[RECORD LIST]
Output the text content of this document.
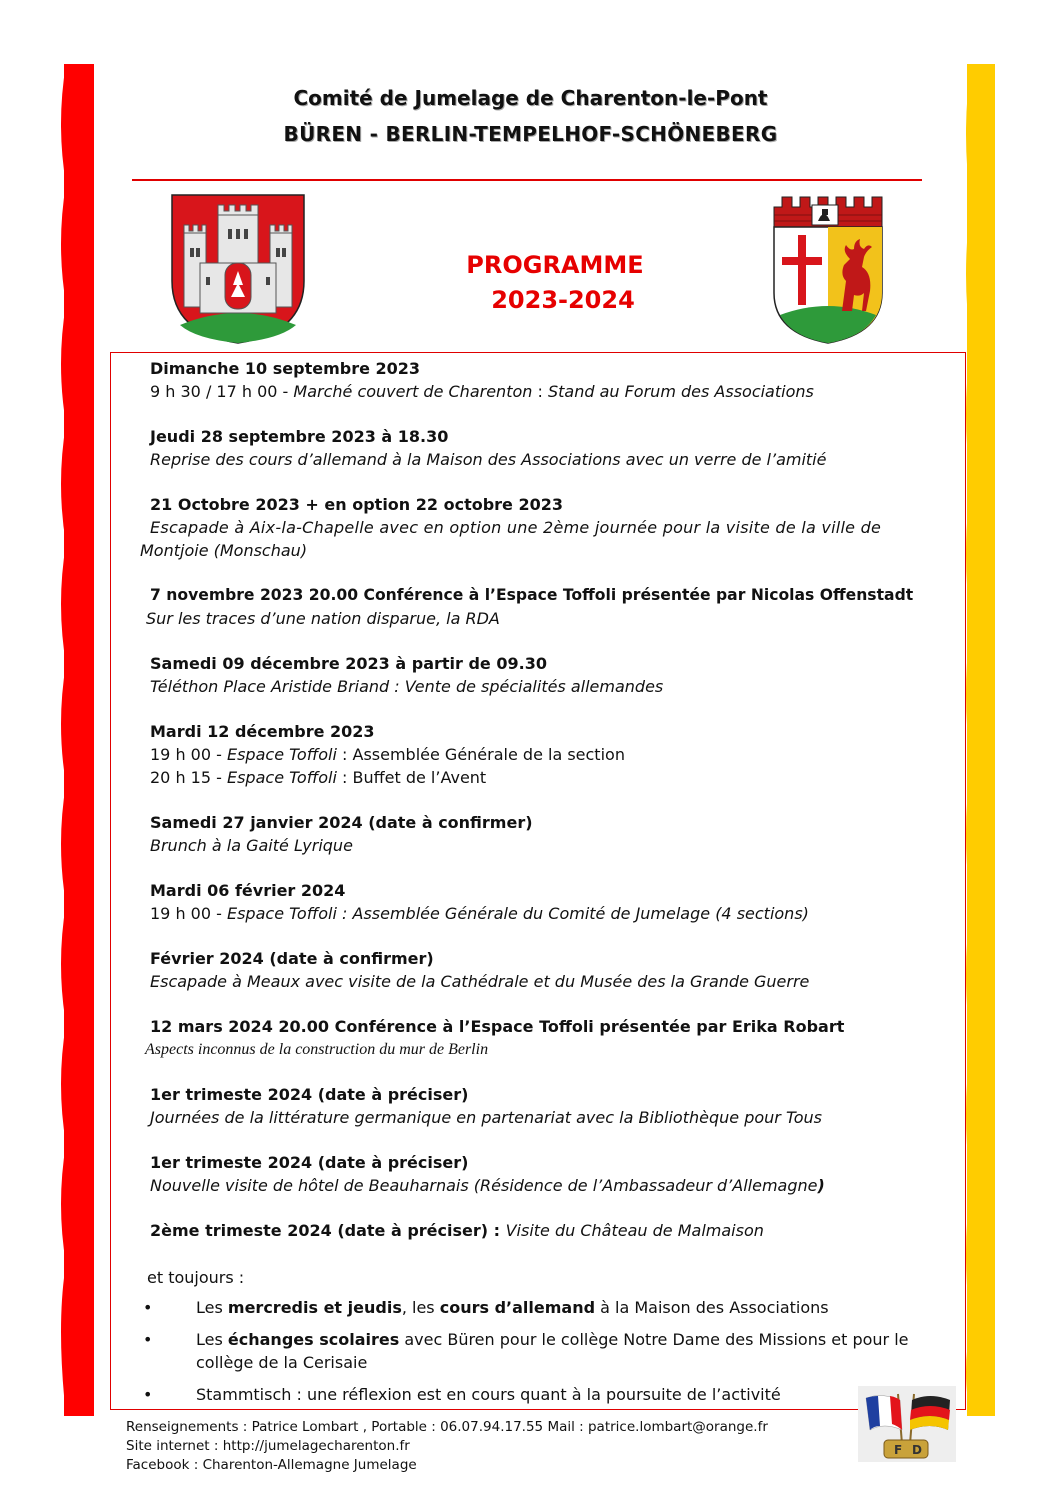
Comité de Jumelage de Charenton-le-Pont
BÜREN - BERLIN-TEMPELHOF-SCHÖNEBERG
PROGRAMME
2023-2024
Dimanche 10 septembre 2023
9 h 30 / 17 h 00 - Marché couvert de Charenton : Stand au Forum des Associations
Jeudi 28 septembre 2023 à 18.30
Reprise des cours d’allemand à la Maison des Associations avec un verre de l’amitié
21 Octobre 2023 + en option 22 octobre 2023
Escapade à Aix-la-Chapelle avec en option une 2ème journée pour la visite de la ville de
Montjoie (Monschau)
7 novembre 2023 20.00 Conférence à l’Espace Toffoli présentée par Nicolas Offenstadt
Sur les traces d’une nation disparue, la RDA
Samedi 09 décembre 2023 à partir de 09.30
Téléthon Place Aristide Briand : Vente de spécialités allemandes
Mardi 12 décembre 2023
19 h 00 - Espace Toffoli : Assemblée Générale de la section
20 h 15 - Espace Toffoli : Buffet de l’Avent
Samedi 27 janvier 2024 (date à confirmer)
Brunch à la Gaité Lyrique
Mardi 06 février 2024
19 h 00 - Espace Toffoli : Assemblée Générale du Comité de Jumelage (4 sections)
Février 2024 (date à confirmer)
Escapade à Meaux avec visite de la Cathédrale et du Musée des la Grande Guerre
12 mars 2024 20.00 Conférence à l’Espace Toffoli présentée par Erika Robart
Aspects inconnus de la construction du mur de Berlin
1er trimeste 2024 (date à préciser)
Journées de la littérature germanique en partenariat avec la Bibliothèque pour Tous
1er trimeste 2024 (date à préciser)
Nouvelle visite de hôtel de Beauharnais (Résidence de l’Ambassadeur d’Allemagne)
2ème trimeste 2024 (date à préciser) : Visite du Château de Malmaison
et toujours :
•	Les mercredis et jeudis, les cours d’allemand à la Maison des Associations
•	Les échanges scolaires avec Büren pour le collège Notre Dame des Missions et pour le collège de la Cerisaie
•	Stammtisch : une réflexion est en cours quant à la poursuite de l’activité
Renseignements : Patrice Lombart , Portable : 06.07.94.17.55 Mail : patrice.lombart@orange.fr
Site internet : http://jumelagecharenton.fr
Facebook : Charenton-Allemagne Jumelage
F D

* * *

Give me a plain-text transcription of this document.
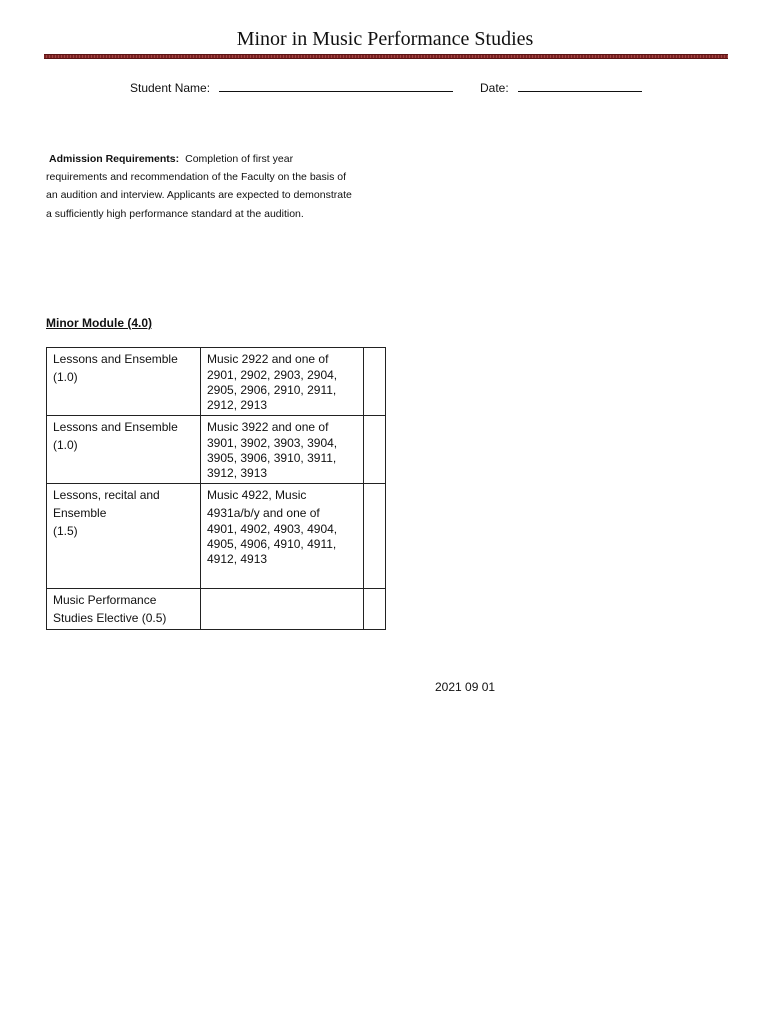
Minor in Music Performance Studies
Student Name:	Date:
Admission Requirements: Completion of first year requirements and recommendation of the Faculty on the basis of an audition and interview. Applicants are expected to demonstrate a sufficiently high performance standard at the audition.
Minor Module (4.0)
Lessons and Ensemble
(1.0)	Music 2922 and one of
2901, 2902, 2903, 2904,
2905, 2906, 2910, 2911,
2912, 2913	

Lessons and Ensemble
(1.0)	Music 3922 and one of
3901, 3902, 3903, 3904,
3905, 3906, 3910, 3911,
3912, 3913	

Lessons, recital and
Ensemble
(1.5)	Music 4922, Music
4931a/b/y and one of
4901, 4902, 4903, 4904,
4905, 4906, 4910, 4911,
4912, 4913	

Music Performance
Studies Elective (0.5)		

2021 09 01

[TASK STATEMENT]
Copy each line from the records above that includes the string "septembre".

[THE RESULT]
Dimanche 10 septembre 2023
Jeudi 28 septembre 2023 à 18.30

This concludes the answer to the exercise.